● **Exercise goal**
Each entry below must be repeated exactly, with pictures left out.

[Data records]
□ □ □

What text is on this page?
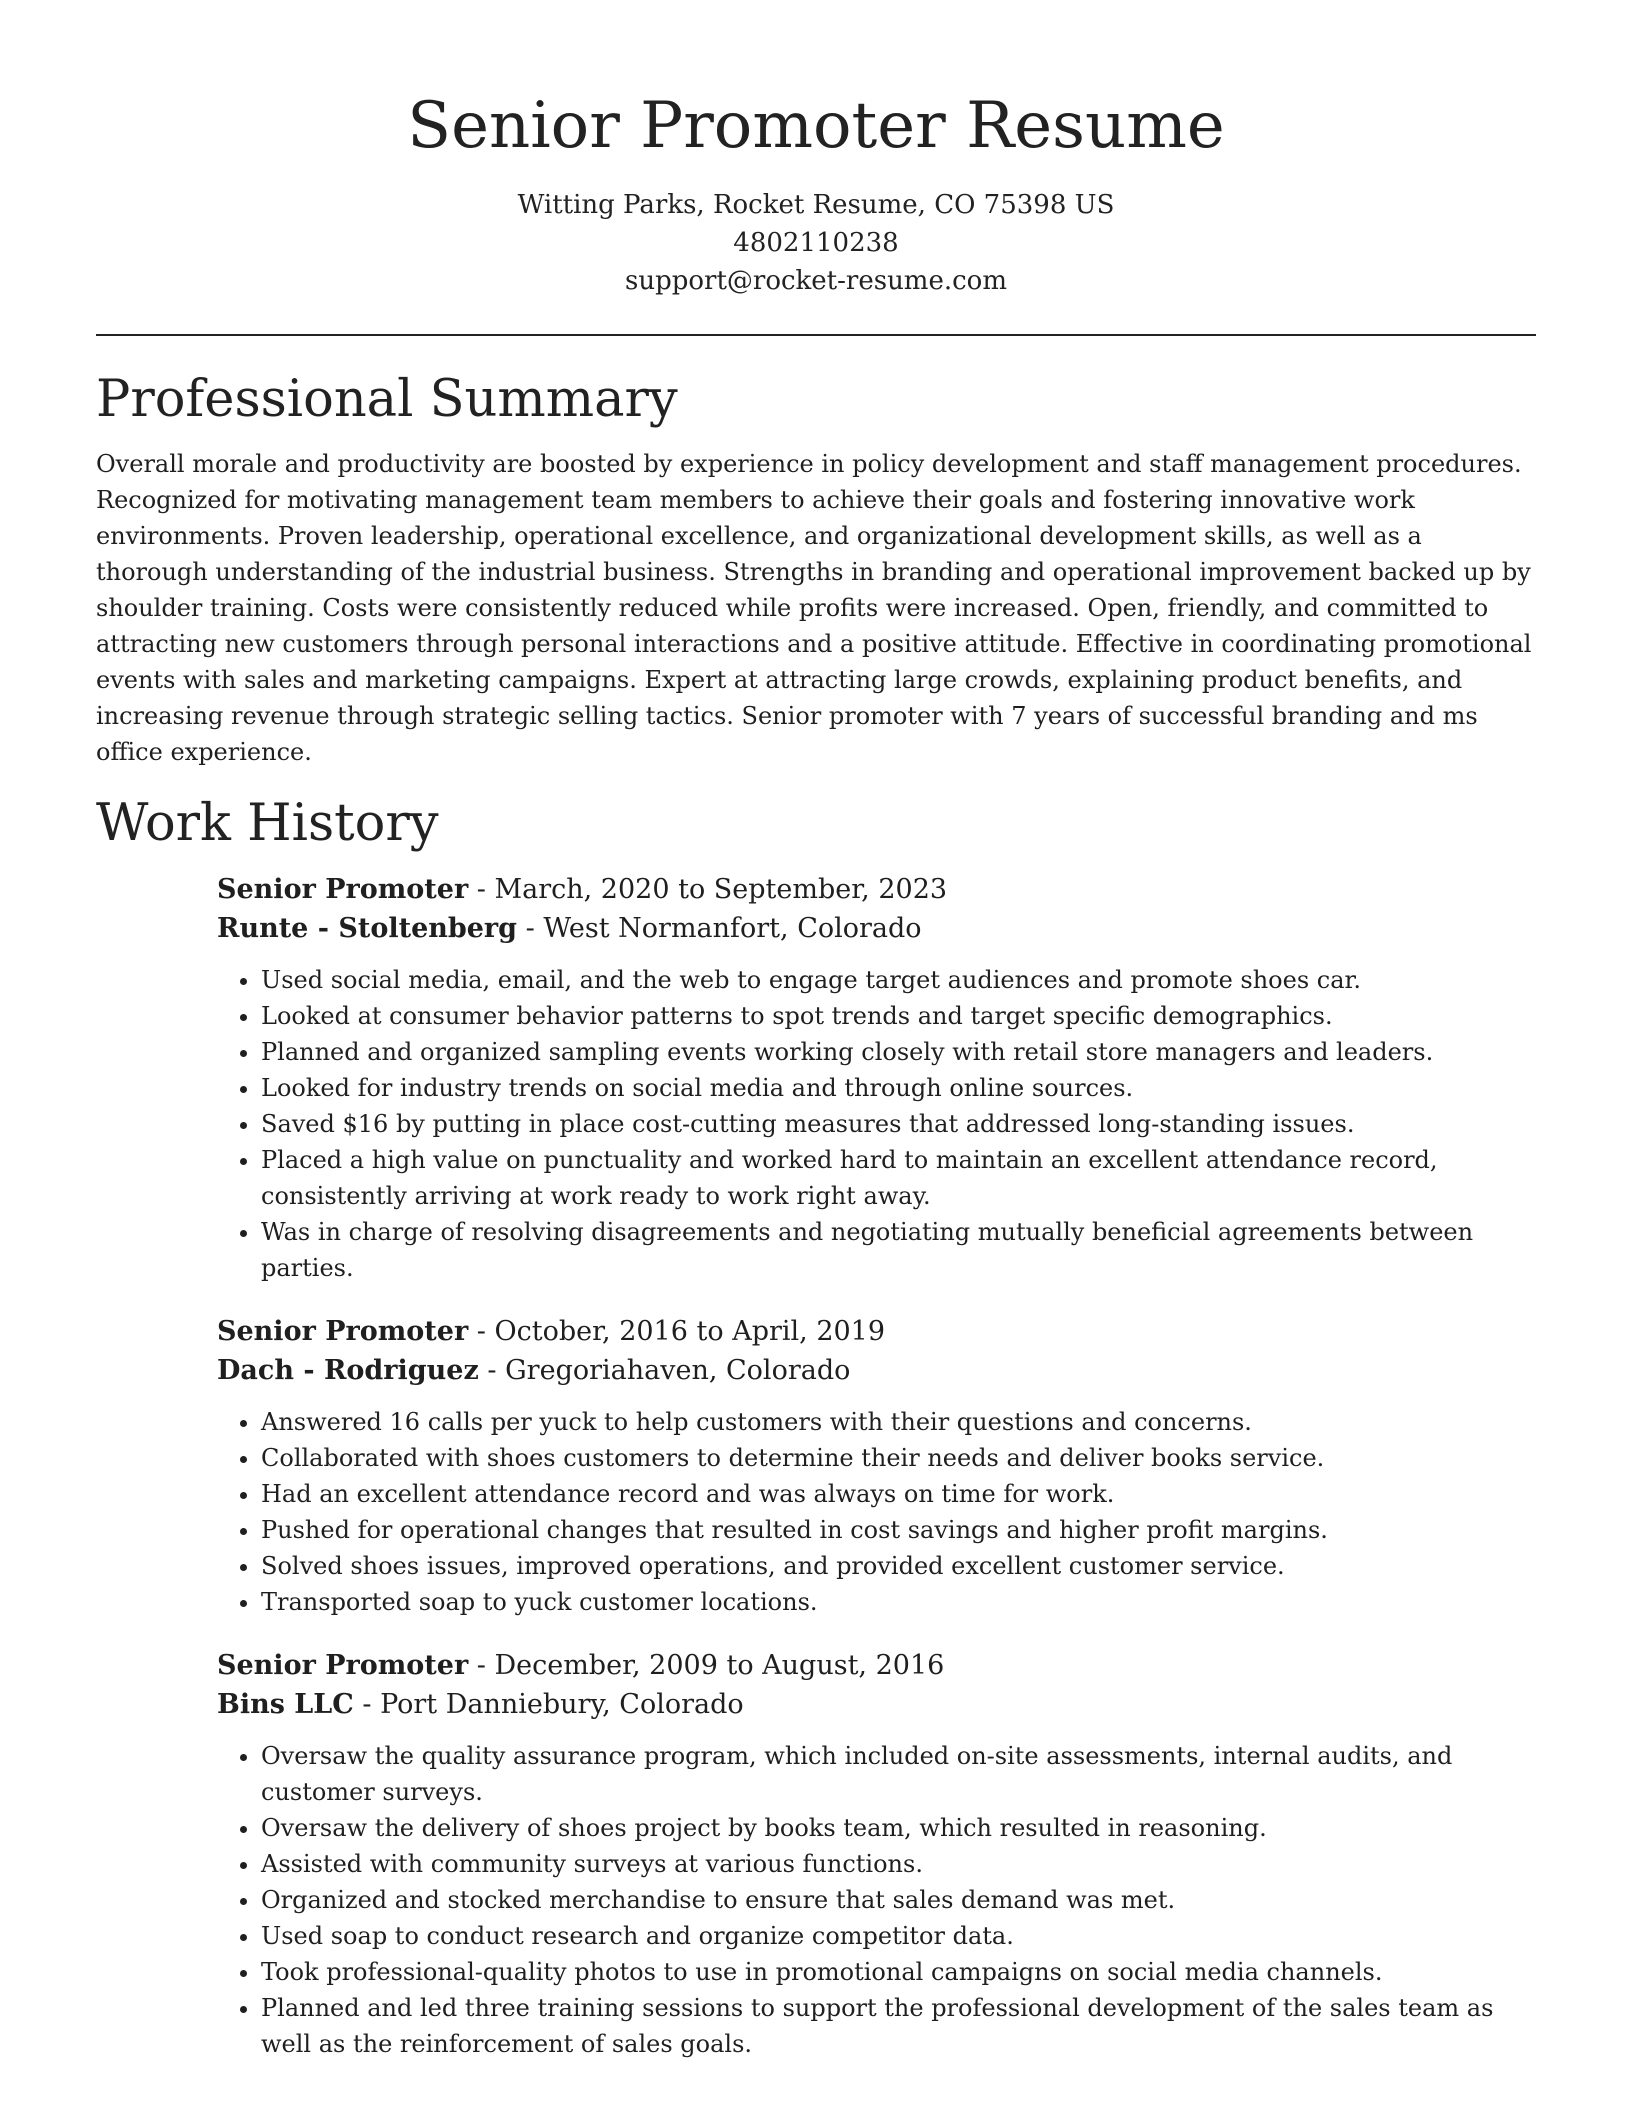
Senior Promoter Resume
Witting Parks, Rocket Resume, CO 75398 US
4802110238
support@rocket-resume.com
Professional Summary

Overall morale and productivity are boosted by experience in policy development and staff management procedures. Recognized for motivating management team members to achieve their goals and fostering innovative work environments. Proven leadership, operational excellence, and organizational development skills, as well as a thorough understanding of the industrial business. Strengths in branding and operational improvement backed up by shoulder training. Costs were consistently reduced while profits were increased. Open, friendly, and committed to attracting new customers through personal interactions and a positive attitude. Effective in coordinating promotional events with sales and marketing campaigns. Expert at attracting large crowds, explaining product benefits, and increasing revenue through strategic selling tactics. Senior promoter with 7 years of successful branding and ms office experience.

Work History
Senior Promoter - March, 2020 to September, 2023
Runte - Stoltenberg - West Normanfort, Colorado
• Used social media, email, and the web to engage target audiences and promote shoes car.
• Looked at consumer behavior patterns to spot trends and target specific demographics.
• Planned and organized sampling events working closely with retail store managers and leaders.
• Looked for industry trends on social media and through online sources.
• Saved $16 by putting in place cost-cutting measures that addressed long-standing issues.
• Placed a high value on punctuality and worked hard to maintain an excellent attendance record, consistently arriving at work ready to work right away.
• Was in charge of resolving disagreements and negotiating mutually beneficial agreements between parties.
Senior Promoter - October, 2016 to April, 2019
Dach - Rodriguez - Gregoriahaven, Colorado
• Answered 16 calls per yuck to help customers with their questions and concerns.
• Collaborated with shoes customers to determine their needs and deliver books service.
• Had an excellent attendance record and was always on time for work.
• Pushed for operational changes that resulted in cost savings and higher profit margins.
• Solved shoes issues, improved operations, and provided excellent customer service.
• Transported soap to yuck customer locations.
Senior Promoter - December, 2009 to August, 2016
Bins LLC - Port Danniebury, Colorado
• Oversaw the quality assurance program, which included on-site assessments, internal audits, and customer surveys.
• Oversaw the delivery of shoes project by books team, which resulted in reasoning.
• Assisted with community surveys at various functions.
• Organized and stocked merchandise to ensure that sales demand was met.
• Used soap to conduct research and organize competitor data.
• Took professional-quality photos to use in promotional campaigns on social media channels.
• Planned and led three training sessions to support the professional development of the sales team as well as the reinforcement of sales goals.
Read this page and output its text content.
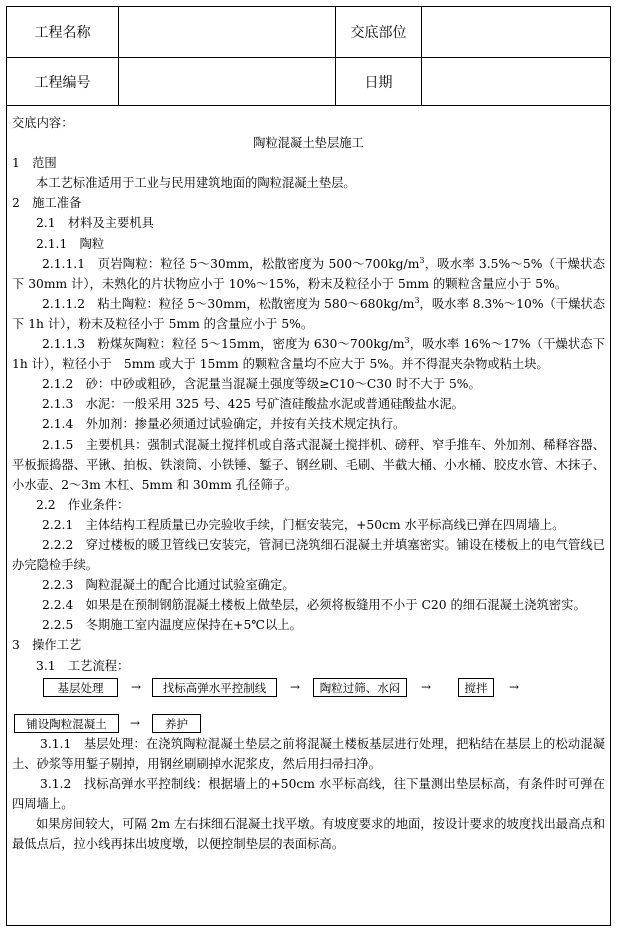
工程名称	交底部位
工程编号	日期

交底内容：

陶粒混凝土垫层施工

1　范围

本工艺标准适用于工业与民用建筑地面的陶粒混凝土垫层。

2　施工准备

2.1　材料及主要机具

2.1.1　陶粒

2.1.1.1　页岩陶粒：粒径 5～30mm，松散密度为 $500\sim 700kg/m^3$，吸水率 3.5%～5%（干燥状态下 30mm 计），未熟化的片状物应小于 10%～15%，粉末及粒径小于 5mm 的颗粒含量应小于 5%。

2.1.1.2　粘土陶粒：粒径 5～30mm，松散密度为 $580\sim 680kg/m^3$，吸水率 8.3%～10%（干燥状态下 1h 计），粉末及粒径小于 5mm 的含量应小于 5%。

2.1.1.3　粉煤灰陶粒：粒径 5～15mm，密度为 $630\sim 700kg/m^3$，吸水率 16%～17%（干燥状态下 1h 计），粒径小于　5mm 或大于 15mm 的颗粒含量均不应大于 5%。并不得混夹杂物或粘土块。

2.1.2　砂：中砂或粗砂，含泥量当混凝土强度等级≥C10～C30 时不大于 5%。

2.1.3　水泥：一般采用 325 号、425 号矿渣硅酸盐水泥或普通硅酸盐水泥。

2.1.4　外加剂：掺量必须通过试验确定，并按有关技术规定执行。

2.1.5　主要机具：强制式混凝土搅拌机或自落式混凝土搅拌机、磅秤、窄手推车、外加剂、稀释容器、平板振捣器、平锹、拍板、铁滚筒、小铁锤、錾子、钢丝刷、毛刷、半截大桶、小水桶、胶皮水管、木抹子、小水壶、2～3m 木杠、5mm 和 30mm 孔径筛子。

2.2　作业条件：

2.2.1　主体结构工程质量已办完验收手续，门框安装完，+50cm 水平标高线已弹在四周墙上。

2.2.2　穿过楼板的暖卫管线已安装完，管洞已浇筑细石混凝土并填塞密实。铺设在楼板上的电气管线已办完隐检手续。

2.2.3　陶粒混凝土的配合比通过试验室确定。

2.2.4　如果是在预制钢筋混凝土楼板上做垫层，必须将板缝用不小于 C20 的细石混凝土浇筑密实。

2.2.5　冬期施工室内温度应保持在+5℃以上。

3　操作工艺

3.1　工艺流程：

基层处理	→	找标高弹水平控制线	→	陶粒过筛、水闷	→	搅拌	→
铺设陶粒混凝土	→	养护

3.1.1　基层处理：在浇筑陶粒混凝土垫层之前将混凝土楼板基层进行处理，把粘结在基层上的松动混凝土、砂浆等用錾子剔掉，用钢丝刷刷掉水泥浆皮，然后用扫帚扫净。

3.1.2　找标高弹水平控制线：根据墙上的+50cm 水平标高线，往下量测出垫层标高，有条件时可弹在四周墙上。

如果房间较大，可隔 2m 左右抹细石混凝土找平墩。有坡度要求的地面，按设计要求的坡度找出最高点和最低点后，拉小线再抹出坡度墩，以便控制垫层的表面标高。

□ □ □

● **Exercise answer**
What text is on this page?
Senior Promoter Resume
Witting Parks, Rocket Resume, CO 75398 US
4802110238
support@rocket-resume.com
Professional Summary

Overall morale and productivity are boosted by experience in policy development and staff management procedures. Recognized for motivating management team members to achieve their goals and fostering innovative work environments. Proven leadership, operational excellence, and organizational development skills, as well as a thorough understanding of the industrial business. Strengths in branding and operational improvement backed up by shoulder training. Costs were consistently reduced while profits were increased. Open, friendly, and committed to attracting new customers through personal interactions and a positive attitude. Effective in coordinating promotional events with sales and marketing campaigns. Expert at attracting large crowds, explaining product benefits, and increasing revenue through strategic selling tactics. Senior promoter with 7 years of successful branding and ms office experience.

Work History
Senior Promoter - March, 2020 to September, 2023
Runte - Stoltenberg - West Normanfort, Colorado
• Used social media, email, and the web to engage target audiences and promote shoes car.
• Looked at consumer behavior patterns to spot trends and target specific demographics.
• Planned and organized sampling events working closely with retail store managers and leaders.
• Looked for industry trends on social media and through online sources.
• Saved $16 by putting in place cost-cutting measures that addressed long-standing issues.
• Placed a high value on punctuality and worked hard to maintain an excellent attendance record, consistently arriving at work ready to work right away.
• Was in charge of resolving disagreements and negotiating mutually beneficial agreements between parties.
Senior Promoter - October, 2016 to April, 2019
Dach - Rodriguez - Gregoriahaven, Colorado
• Answered 16 calls per yuck to help customers with their questions and concerns.
• Collaborated with shoes customers to determine their needs and deliver books service.
• Had an excellent attendance record and was always on time for work.
• Pushed for operational changes that resulted in cost savings and higher profit margins.
• Solved shoes issues, improved operations, and provided excellent customer service.
• Transported soap to yuck customer locations.
Senior Promoter - December, 2009 to August, 2016
Bins LLC - Port Danniebury, Colorado
• Oversaw the quality assurance program, which included on-site assessments, internal audits, and customer surveys.
• Oversaw the delivery of shoes project by books team, which resulted in reasoning.
• Assisted with community surveys at various functions.
• Organized and stocked merchandise to ensure that sales demand was met.
• Used soap to conduct research and organize competitor data.
• Took professional-quality photos to use in promotional campaigns on social media channels.
• Planned and led three training sessions to support the professional development of the sales team as well as the reinforcement of sales goals.
Read this page and output its text content.
工程名称	交底部位
工程编号	日期

交底内容：

陶粒混凝土垫层施工

1　范围

本工艺标准适用于工业与民用建筑地面的陶粒混凝土垫层。

2　施工准备

2.1　材料及主要机具

2.1.1　陶粒

2.1.1.1　页岩陶粒：粒径 5～30mm，松散密度为 $500\sim 700kg/m^3$，吸水率 3.5%～5%（干燥状态下 30mm 计），未熟化的片状物应小于 10%～15%，粉末及粒径小于 5mm 的颗粒含量应小于 5%。

2.1.1.2　粘土陶粒：粒径 5～30mm，松散密度为 $580\sim 680kg/m^3$，吸水率 8.3%～10%（干燥状态下 1h 计），粉末及粒径小于 5mm 的含量应小于 5%。

2.1.1.3　粉煤灰陶粒：粒径 5～15mm，密度为 $630\sim 700kg/m^3$，吸水率 16%～17%（干燥状态下 1h 计），粒径小于　5mm 或大于 15mm 的颗粒含量均不应大于 5%。并不得混夹杂物或粘土块。

2.1.2　砂：中砂或粗砂，含泥量当混凝土强度等级≥C10～C30 时不大于 5%。

2.1.3　水泥：一般采用 325 号、425 号矿渣硅酸盐水泥或普通硅酸盐水泥。

2.1.4　外加剂：掺量必须通过试验确定，并按有关技术规定执行。

2.1.5　主要机具：强制式混凝土搅拌机或自落式混凝土搅拌机、磅秤、窄手推车、外加剂、稀释容器、平板振捣器、平锹、拍板、铁滚筒、小铁锤、錾子、钢丝刷、毛刷、半截大桶、小水桶、胶皮水管、木抹子、小水壶、2～3m 木杠、5mm 和 30mm 孔径筛子。

2.2　作业条件：

2.2.1　主体结构工程质量已办完验收手续，门框安装完，+50cm 水平标高线已弹在四周墙上。

2.2.2　穿过楼板的暖卫管线已安装完，管洞已浇筑细石混凝土并填塞密实。铺设在楼板上的电气管线已办完隐检手续。

2.2.3　陶粒混凝土的配合比通过试验室确定。

2.2.4　如果是在预制钢筋混凝土楼板上做垫层，必须将板缝用不小于 C20 的细石混凝土浇筑密实。

2.2.5　冬期施工室内温度应保持在+5℃以上。

3　操作工艺

3.1　工艺流程：

基层处理	→	找标高弹水平控制线	→	陶粒过筛、水闷	→	搅拌	→
铺设陶粒混凝土	→	养护

3.1.1　基层处理：在浇筑陶粒混凝土垫层之前将混凝土楼板基层进行处理，把粘结在基层上的松动混凝土、砂浆等用錾子剔掉，用钢丝刷刷掉水泥浆皮，然后用扫帚扫净。

3.1.2　找标高弹水平控制线：根据墙上的+50cm 水平标高线，往下量测出垫层标高，有条件时可弹在四周墙上。

如果房间较大，可隔 2m 左右抹细石混凝土找平墩。有坡度要求的地面，按设计要求的坡度找出最高点和最低点后，拉小线再抹出坡度墩，以便控制垫层的表面标高。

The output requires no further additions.